- Okunacak metin:
/---
İstanbul Havalimanı karayolu ulaşım sistemlerinin tamamı devreye girdi

Bakan Turhan, Anadolu Ajansı (AA) Editör Masası'nda, gündeme ilişkin açıklamalarda bulundu, soruları yanıtladı. 

İstanbul Havalimanı'nın büyük bir proje olduğunu belirten Turhan, bu havalimanının birinci fazının A kısmını faaliyete geçirdiklerini, B kısmını da gelecek yıl hizmete alacaklarını söyledi. 

Turhan, 29 Ekim'de 90 milyon yolcu kapasiteli kısmın hizmete açıldığına işaret ederek, ilk etapta havalimanında 5 iniş, 5 kalkış seferlerinden vatandaşların faydalandığını, bunlardan 3'ünün yurtiçi, 2'sinin de yurtdışı uçuşlar olduğunu bildirdi.

Böylesine büyük bir tesisin açılmadan önce kobay yolcularla iniş kalkış testlerinin yapıldığını vurgulayan Turhan, bu tür büyük havalimanlarında birden bire tüm sistemin yüklenmesinin doğru olmadığını, bu sebeple gerçek yolcularla şimdilik bu havalimanında 10 sefer düzenlendiğini dile getirdi. Turhan, "31 Aralık itibarıyla Atatürk Havalimanı'ndaki bütün iniş kalkışları yeni havalimanına taşımayı planlıyoruz." dedi.

Turhan, bu arada hem işletmeci firmalar hem yer hizmetleri verenler hem hava trafik hizmeti veren Devlet Hava Meydanları İşletmesi olarak tüm sistemleri test ettiklerini anımsatarak, elektronik sistemlerde oluşan aksaklıklar varsa bunların kontrol edildiğini, iki ay bu kontrollerin devam edeceğini, bu sürenin sonunda İstanbul Havalimanı'nı tam kapasiteyle tüm yurtiçi ve yurtdışı hizmetlere açmış olacaklarını kaydetti.

 

"Yeni havalimanının ulaşım sorunu bulunmuyor"
\---
- İstenen:
İstanbul Havalimanı'nın ulaşım sistemleriyle ilgili haber metnini baştan sona aynen yeniden yazın. Aşağıdaki listenin metinle hiçbir ilgisi yoktur.

- Görsel yerleşim açıklamaları:
/---
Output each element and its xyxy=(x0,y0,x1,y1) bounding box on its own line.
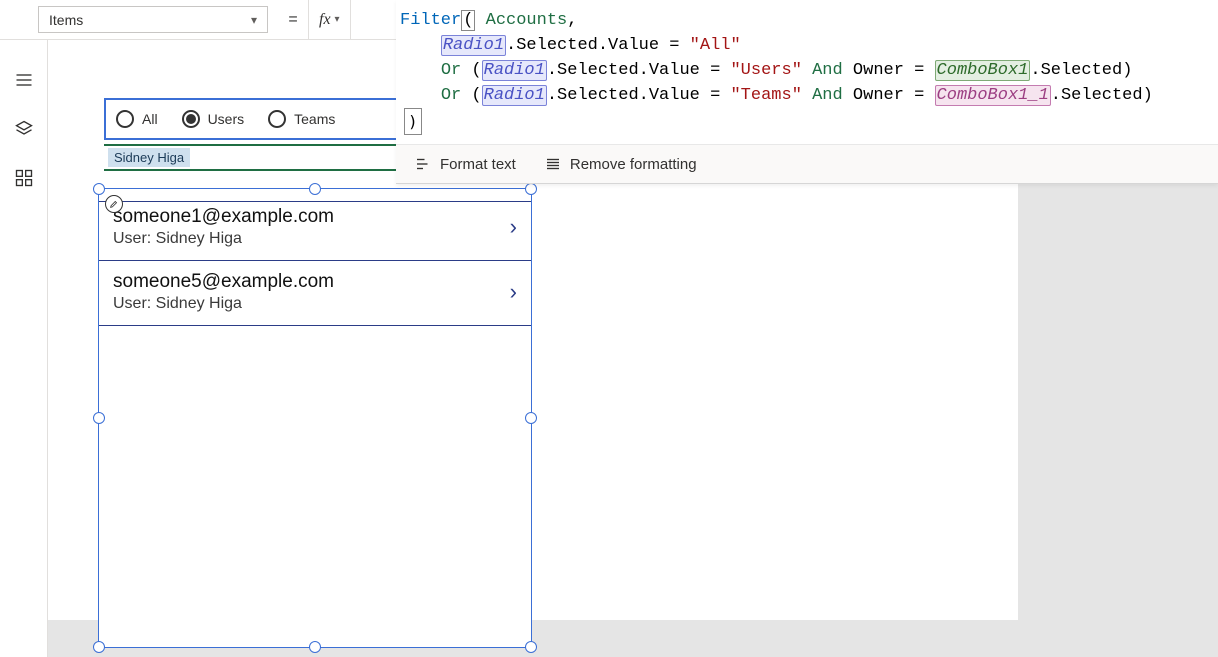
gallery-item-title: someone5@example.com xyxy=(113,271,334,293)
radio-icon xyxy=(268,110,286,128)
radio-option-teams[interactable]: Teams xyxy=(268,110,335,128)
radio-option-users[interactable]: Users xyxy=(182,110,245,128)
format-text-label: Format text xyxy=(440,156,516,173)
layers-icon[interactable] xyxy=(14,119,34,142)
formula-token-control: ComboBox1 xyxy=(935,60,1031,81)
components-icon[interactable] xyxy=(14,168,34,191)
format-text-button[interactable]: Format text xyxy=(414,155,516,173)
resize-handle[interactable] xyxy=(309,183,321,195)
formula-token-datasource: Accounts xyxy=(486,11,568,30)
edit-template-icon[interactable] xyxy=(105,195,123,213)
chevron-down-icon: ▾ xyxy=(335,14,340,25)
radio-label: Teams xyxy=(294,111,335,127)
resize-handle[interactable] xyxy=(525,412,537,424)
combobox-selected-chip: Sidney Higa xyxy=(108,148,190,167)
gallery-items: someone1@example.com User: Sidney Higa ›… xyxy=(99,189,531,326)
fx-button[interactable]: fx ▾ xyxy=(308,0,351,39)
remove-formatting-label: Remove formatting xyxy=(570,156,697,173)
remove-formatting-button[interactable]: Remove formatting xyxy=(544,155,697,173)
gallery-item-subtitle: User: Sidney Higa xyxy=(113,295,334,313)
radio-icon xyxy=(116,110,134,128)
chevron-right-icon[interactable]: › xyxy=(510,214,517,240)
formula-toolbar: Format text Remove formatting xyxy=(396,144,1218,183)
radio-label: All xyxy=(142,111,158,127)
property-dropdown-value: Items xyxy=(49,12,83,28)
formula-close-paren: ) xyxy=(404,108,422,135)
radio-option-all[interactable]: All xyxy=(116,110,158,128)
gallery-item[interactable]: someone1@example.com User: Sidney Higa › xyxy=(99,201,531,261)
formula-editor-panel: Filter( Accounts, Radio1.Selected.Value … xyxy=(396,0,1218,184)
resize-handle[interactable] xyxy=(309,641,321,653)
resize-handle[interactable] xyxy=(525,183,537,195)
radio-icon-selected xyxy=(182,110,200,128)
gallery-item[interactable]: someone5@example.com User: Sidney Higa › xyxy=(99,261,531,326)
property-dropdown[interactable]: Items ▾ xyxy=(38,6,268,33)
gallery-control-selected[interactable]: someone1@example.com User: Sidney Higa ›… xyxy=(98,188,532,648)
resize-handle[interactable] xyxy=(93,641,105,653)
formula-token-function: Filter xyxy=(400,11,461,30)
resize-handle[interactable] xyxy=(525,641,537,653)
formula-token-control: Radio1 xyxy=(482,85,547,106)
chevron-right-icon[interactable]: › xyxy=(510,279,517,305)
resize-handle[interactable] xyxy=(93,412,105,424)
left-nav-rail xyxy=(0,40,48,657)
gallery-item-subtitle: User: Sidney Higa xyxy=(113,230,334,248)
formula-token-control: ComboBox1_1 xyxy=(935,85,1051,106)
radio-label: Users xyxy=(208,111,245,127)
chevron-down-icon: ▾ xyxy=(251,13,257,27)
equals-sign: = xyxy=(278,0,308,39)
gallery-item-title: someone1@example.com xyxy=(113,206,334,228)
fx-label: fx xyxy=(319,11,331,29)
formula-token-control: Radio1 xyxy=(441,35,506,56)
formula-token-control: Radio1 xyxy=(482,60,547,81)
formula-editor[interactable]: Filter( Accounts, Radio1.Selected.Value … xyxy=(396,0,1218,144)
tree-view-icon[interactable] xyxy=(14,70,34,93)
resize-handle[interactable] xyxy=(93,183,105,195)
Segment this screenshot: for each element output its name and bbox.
\---
- Nihai yanıt:
İstanbul Havalimanı karayolu ulaşım sistemlerinin tamamı devreye girdi

Bakan Turhan, Anadolu Ajansı (AA) Editör Masası'nda, gündeme ilişkin açıklamalarda bulundu, soruları yanıtladı. 

İstanbul Havalimanı'nın büyük bir proje olduğunu belirten Turhan, bu havalimanının birinci fazının A kısmını faaliyete geçirdiklerini, B kısmını da gelecek yıl hizmete alacaklarını söyledi. 

Turhan, 29 Ekim'de 90 milyon yolcu kapasiteli kısmın hizmete açıldığına işaret ederek, ilk etapta havalimanında 5 iniş, 5 kalkış seferlerinden vatandaşların faydalandığını, bunlardan 3'ünün yurtiçi, 2'sinin de yurtdışı uçuşlar olduğunu bildirdi.

Böylesine büyük bir tesisin açılmadan önce kobay yolcularla iniş kalkış testlerinin yapıldığını vurgulayan Turhan, bu tür büyük havalimanlarında birden bire tüm sistemin yüklenmesinin doğru olmadığını, bu sebeple gerçek yolcularla şimdilik bu havalimanında 10 sefer düzenlendiğini dile getirdi. Turhan, "31 Aralık itibarıyla Atatürk Havalimanı'ndaki bütün iniş kalkışları yeni havalimanına taşımayı planlıyoruz." dedi.

Turhan, bu arada hem işletmeci firmalar hem yer hizmetleri verenler hem hava trafik hizmeti veren Devlet Hava Meydanları İşletmesi olarak tüm sistemleri test ettiklerini anımsatarak, elektronik sistemlerde oluşan aksaklıklar varsa bunların kontrol edildiğini, iki ay bu kontrollerin devam edeceğini, bu sürenin sonunda İstanbul Havalimanı'nı tam kapasiteyle tüm yurtiçi ve yurtdışı hizmetlere açmış olacaklarını kaydetti.

 

"Yeni havalimanının ulaşım sorunu bulunmuyor"